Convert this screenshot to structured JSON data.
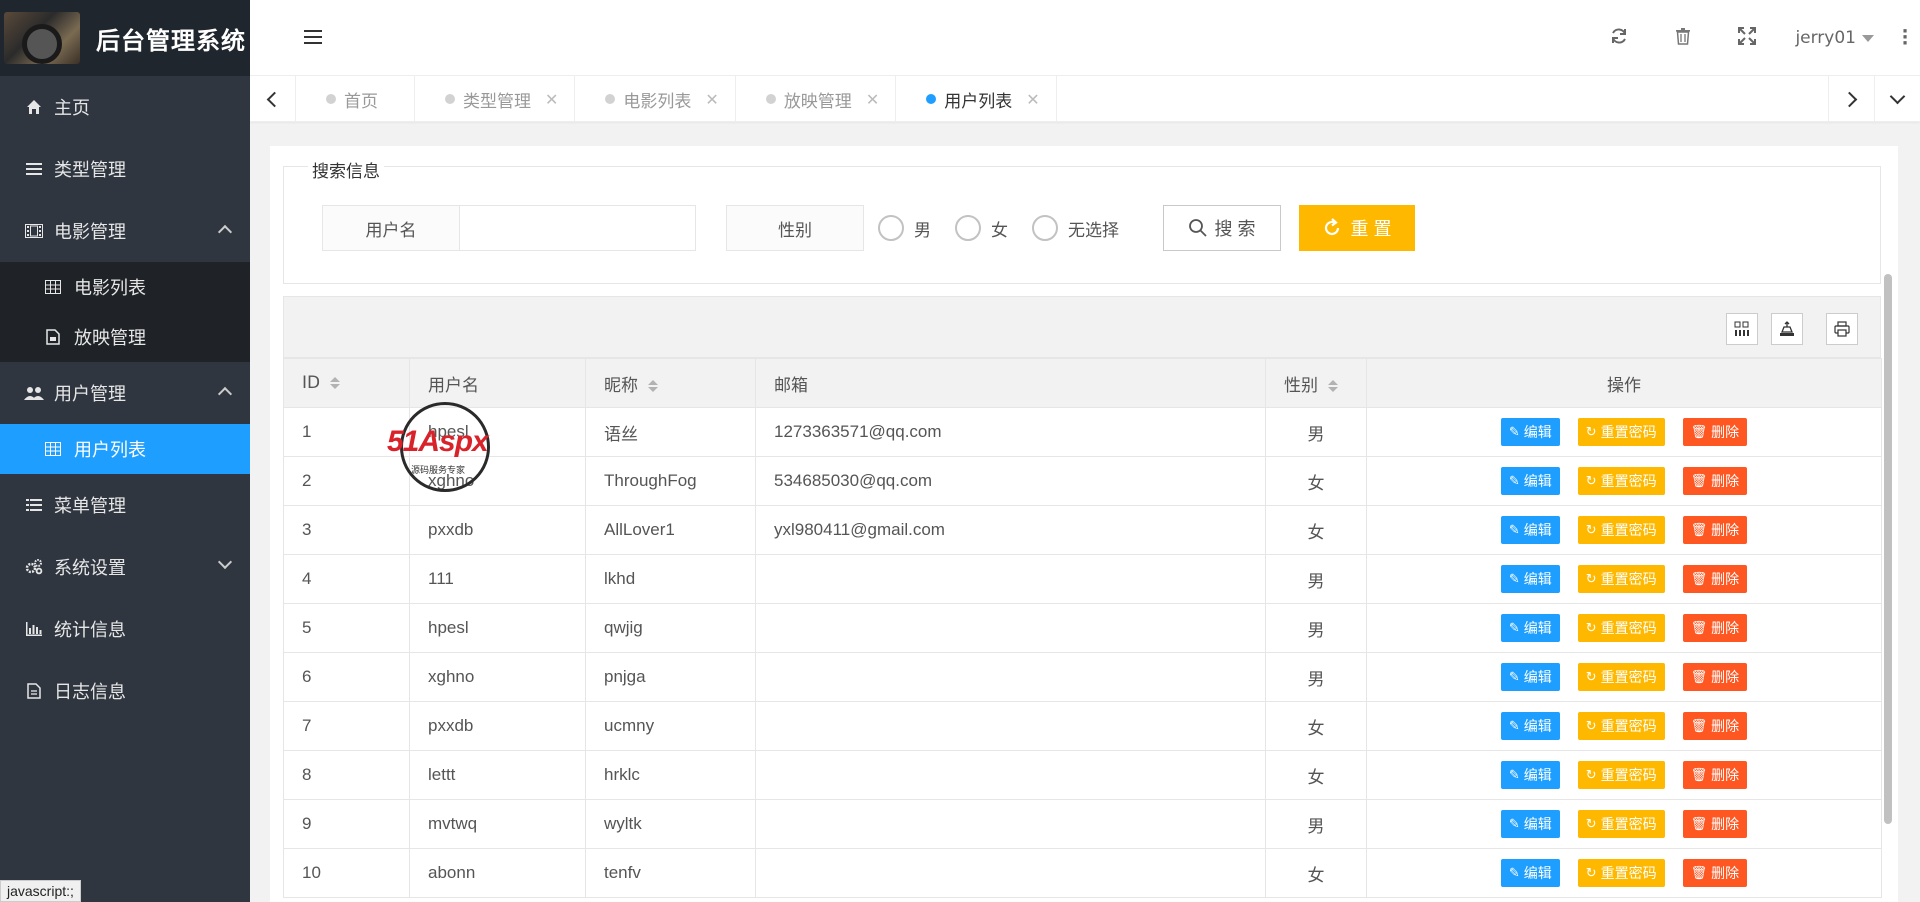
{
  "app": {
    "title": "后台管理系统"
  },
  "sidebar": {
    "items": [
      {
        "label": "主页",
        "icon": "home-icon"
      },
      {
        "label": "类型管理",
        "icon": "bars-icon"
      },
      {
        "label": "电影管理",
        "icon": "film-icon",
        "expanded": true,
        "children": [
          {
            "label": "电影列表",
            "icon": "table-icon"
          },
          {
            "label": "放映管理",
            "icon": "file-icon"
          }
        ]
      },
      {
        "label": "用户管理",
        "icon": "users-icon",
        "expanded": true,
        "children": [
          {
            "label": "用户列表",
            "icon": "table-icon",
            "active": true
          }
        ]
      },
      {
        "label": "菜单管理",
        "icon": "list-icon"
      },
      {
        "label": "系统设置",
        "icon": "gears-icon"
      },
      {
        "label": "统计信息",
        "icon": "bar-chart-icon"
      },
      {
        "label": "日志信息",
        "icon": "log-icon"
      }
    ]
  },
  "header": {
    "user": "jerry01"
  },
  "tabs": [
    {
      "label": "首页",
      "closable": false
    },
    {
      "label": "类型管理",
      "closable": true
    },
    {
      "label": "电影列表",
      "closable": true
    },
    {
      "label": "放映管理",
      "closable": true
    },
    {
      "label": "用户列表",
      "closable": true,
      "active": true
    }
  ],
  "search": {
    "legend": "搜索信息",
    "username_label": "用户名",
    "username_value": "",
    "gender_label": "性别",
    "options": [
      "男",
      "女",
      "无选择"
    ],
    "search_button": "搜 索",
    "reset_button": "重 置"
  },
  "table": {
    "columns": [
      "ID",
      "用户名",
      "昵称",
      "邮箱",
      "性别",
      "操作"
    ],
    "actions": {
      "edit": "编辑",
      "reset": "重置密码",
      "delete": "删除"
    },
    "rows": [
      {
        "id": "1",
        "username": "hpesl",
        "nickname": "语丝",
        "email": "1273363571@qq.com",
        "gender": "男"
      },
      {
        "id": "2",
        "username": "xghno",
        "nickname": "ThroughFog",
        "email": "534685030@qq.com",
        "gender": "女"
      },
      {
        "id": "3",
        "username": "pxxdb",
        "nickname": "AllLover1",
        "email": "yxl980411@gmail.com",
        "gender": "女"
      },
      {
        "id": "4",
        "username": "111",
        "nickname": "lkhd",
        "email": "",
        "gender": "男"
      },
      {
        "id": "5",
        "username": "hpesl",
        "nickname": "qwjig",
        "email": "",
        "gender": "男"
      },
      {
        "id": "6",
        "username": "xghno",
        "nickname": "pnjga",
        "email": "",
        "gender": "男"
      },
      {
        "id": "7",
        "username": "pxxdb",
        "nickname": "ucmny",
        "email": "",
        "gender": "女"
      },
      {
        "id": "8",
        "username": "lettt",
        "nickname": "hrklc",
        "email": "",
        "gender": "女"
      },
      {
        "id": "9",
        "username": "mvtwq",
        "nickname": "wyltk",
        "email": "",
        "gender": "男"
      },
      {
        "id": "10",
        "username": "abonn",
        "nickname": "tenfv",
        "email": "",
        "gender": "女"
      }
    ]
  },
  "watermark": {
    "brand": "51Aspx",
    "tagline": "源码服务专家"
  },
  "status_text": "javascript:;",
  "colors": {
    "sidebar": "#2f3640",
    "accent": "#1e9fff",
    "warning": "#ffb800",
    "danger": "#ff5722"
  }
}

------------

### Given instruction
Repeat the material verbatim. Do not carry over any picture.

### Exercise answer
Convert this screenshot to structured JSON data.
{
  "app": {
    "title": "后台管理系统"
  },
  "sidebar": {
    "items": [
      {
        "label": "主页",
        "icon": "home-icon"
      },
      {
        "label": "类型管理",
        "icon": "bars-icon"
      },
      {
        "label": "电影管理",
        "icon": "film-icon",
        "expanded": true,
        "children": [
          {
            "label": "电影列表",
            "icon": "table-icon"
          },
          {
            "label": "放映管理",
            "icon": "file-icon"
          }
        ]
      },
      {
        "label": "用户管理",
        "icon": "users-icon",
        "expanded": true,
        "children": [
          {
            "label": "用户列表",
            "icon": "table-icon",
            "active": true
          }
        ]
      },
      {
        "label": "菜单管理",
        "icon": "list-icon"
      },
      {
        "label": "系统设置",
        "icon": "gears-icon"
      },
      {
        "label": "统计信息",
        "icon": "bar-chart-icon"
      },
      {
        "label": "日志信息",
        "icon": "log-icon"
      }
    ]
  },
  "header": {
    "user": "jerry01"
  },
  "tabs": [
    {
      "label": "首页",
      "closable": false
    },
    {
      "label": "类型管理",
      "closable": true
    },
    {
      "label": "电影列表",
      "closable": true
    },
    {
      "label": "放映管理",
      "closable": true
    },
    {
      "label": "用户列表",
      "closable": true,
      "active": true
    }
  ],
  "search": {
    "legend": "搜索信息",
    "username_label": "用户名",
    "username_value": "",
    "gender_label": "性别",
    "options": [
      "男",
      "女",
      "无选择"
    ],
    "search_button": "搜 索",
    "reset_button": "重 置"
  },
  "table": {
    "columns": [
      "ID",
      "用户名",
      "昵称",
      "邮箱",
      "性别",
      "操作"
    ],
    "actions": {
      "edit": "编辑",
      "reset": "重置密码",
      "delete": "删除"
    },
    "rows": [
      {
        "id": "1",
        "username": "hpesl",
        "nickname": "语丝",
        "email": "1273363571@qq.com",
        "gender": "男"
      },
      {
        "id": "2",
        "username": "xghno",
        "nickname": "ThroughFog",
        "email": "534685030@qq.com",
        "gender": "女"
      },
      {
        "id": "3",
        "username": "pxxdb",
        "nickname": "AllLover1",
        "email": "yxl980411@gmail.com",
        "gender": "女"
      },
      {
        "id": "4",
        "username": "111",
        "nickname": "lkhd",
        "email": "",
        "gender": "男"
      },
      {
        "id": "5",
        "username": "hpesl",
        "nickname": "qwjig",
        "email": "",
        "gender": "男"
      },
      {
        "id": "6",
        "username": "xghno",
        "nickname": "pnjga",
        "email": "",
        "gender": "男"
      },
      {
        "id": "7",
        "username": "pxxdb",
        "nickname": "ucmny",
        "email": "",
        "gender": "女"
      },
      {
        "id": "8",
        "username": "lettt",
        "nickname": "hrklc",
        "email": "",
        "gender": "女"
      },
      {
        "id": "9",
        "username": "mvtwq",
        "nickname": "wyltk",
        "email": "",
        "gender": "男"
      },
      {
        "id": "10",
        "username": "abonn",
        "nickname": "tenfv",
        "email": "",
        "gender": "女"
      }
    ]
  },
  "watermark": {
    "brand": "51Aspx",
    "tagline": "源码服务专家"
  },
  "status_text": "javascript:;",
  "colors": {
    "sidebar": "#2f3640",
    "accent": "#1e9fff",
    "warning": "#ffb800",
    "danger": "#ff5722"
  }
}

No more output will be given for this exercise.